Bizim Semahımız ilahi bir aşktır. Semah; Aleviler’ in ibadeti olan Cem’in ayrılmaz bir parçasıdır. Semah; Cem’in belli bir aşamasında dedenin işareti ile bağlama eşliğinde kadın ve erkek canların çalınan nefesler eşliğinde birlikte yaptıkları dinsel törendir. Semah dönmek, Aleviler’in ibadeti olan Cem içinde yapılan 12 hizmetten birisidir. Semah dönen canlar; duygunun, sevginin, aşkın dorukta olduğu, adeta ayrı bir dünyaya yolculuk edildiği bir trans halini yaşarlar. Bir kuşun kanadında, güneşin etrafında, bulutların üstünde dönmek! Aynı dünya gibi, ay gibi, evrendeki yıldızlar gibi, kıştan yaz’a, geceden gündüze dönmek. İnsanı merkez, elini ayna yapmak ve aynada özünü seyretmek! İnsanı sevmek, paylaşmak, inanmak ve arınmak! Turna olup göçmek sonsuza bilinmeze doğru, gökyüzüne akmak, karanlık da aydınlık, yürekte ışık olmak! Bir deyiş, bir nefes, bir duvazdeh-imam olup dönmek ve birlik olmak, birliğe, kardeşliğe, insan sevgisine akmak. Kendi gerçeğini kavrayıp, dönmek… dönmek… dönmek…

Evrende atomdan güneş sistemine, vücutta dolaşan kana kadar her şey dönmektedir. Kısaca kainatta var olan her şey döner. Dünya döner, sular döner, güneş, ay, yıldızlar döner. Soframıza koyduğumuz ekmeğimizi, değirmen taşı dönerek un edip nimet olarak bize sunar. Uçak motoru dönerek, araba tekerlekleri dönerek menzile ulaşırlar. Dönmek ilahi nizamın gereğidir. Yerinde duran varlık yoktur. Varlıkların semahı durursa nizami alem de bozulur. Ay, gün birbirine karışır. İnsanın dönmesi de ruhun olgunlaşarak, birliğe ulaştığı ve Tanrı’ya doğru yaptığı manevi bir yolculuktur, (SEYR-Ü SÜLÛK) bir ibadettir. Bu yolculuktan sonra tekrar hayatına ve insanoğluna hizmet etmeye döner.

▸ **Kayıtlı veriler**
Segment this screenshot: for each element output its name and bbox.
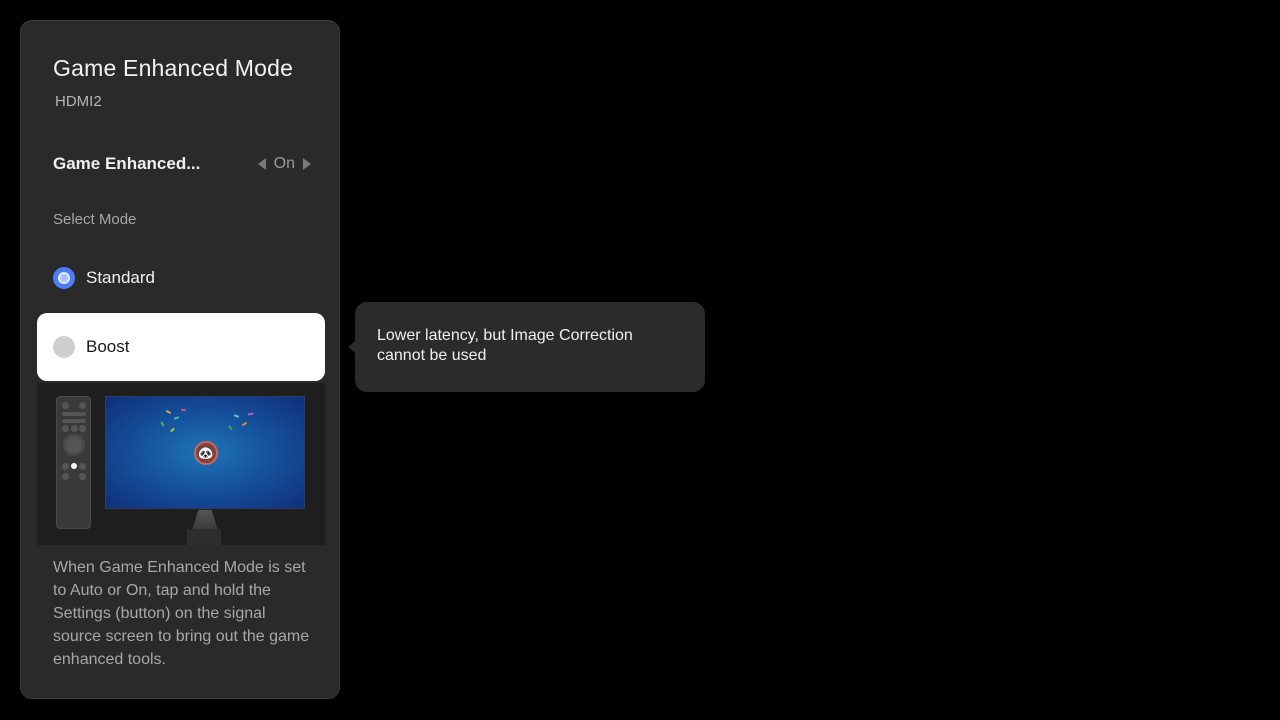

▸ **İstenen iş**
Semahı ve evrendeki dönüşü anlatan metni, son cümlesinden sonra gelecek bölümle sürdürün.

▸ **Yanıt**
Kolları kanat olmuş da can uçuşur canana

Ayaklar basmaz olur yükselince meydana

Kainatı görürsün çerağların nurunda

İnsan varır Tanrı’ya, Tanrı varır insana.

Horasan’dan Anadolu’ya süren yolculukta semahın pirliğini yapan Hünkar Hacı Bektaş Veli der ki: "Semah, ariflerin aleti, muhiplerin ibadeti, taliplerin maksududur. Bizim semahımız oyuncak değil, ilahi bir sırdır” der.

Anadolu, hangi ulustan, hangi ırktan, hangi inançtan olursa olsun bütün insanlara, bütün dervişlere, bütün ermişlere, bütün uluslara kapılarını ardına kadar açmış derin sevgi ve saygı göstermiş insanların yurdudur. Anadolu insanı ile Anadolu tarihi bir bütündür. Anadolu insanı, başkalarından aldığına kendi özelliklerini de katmış, yoğurmuş yeni bir sentez oluşturmuştur

Mevlana’ya semah nedir? diye sorarlar; “Semah pergele benzer, sol ayağı atar merkez yaparsın, sağ ayağınla da dönerek 72 milletin gönlünü tavaf edersin.” der.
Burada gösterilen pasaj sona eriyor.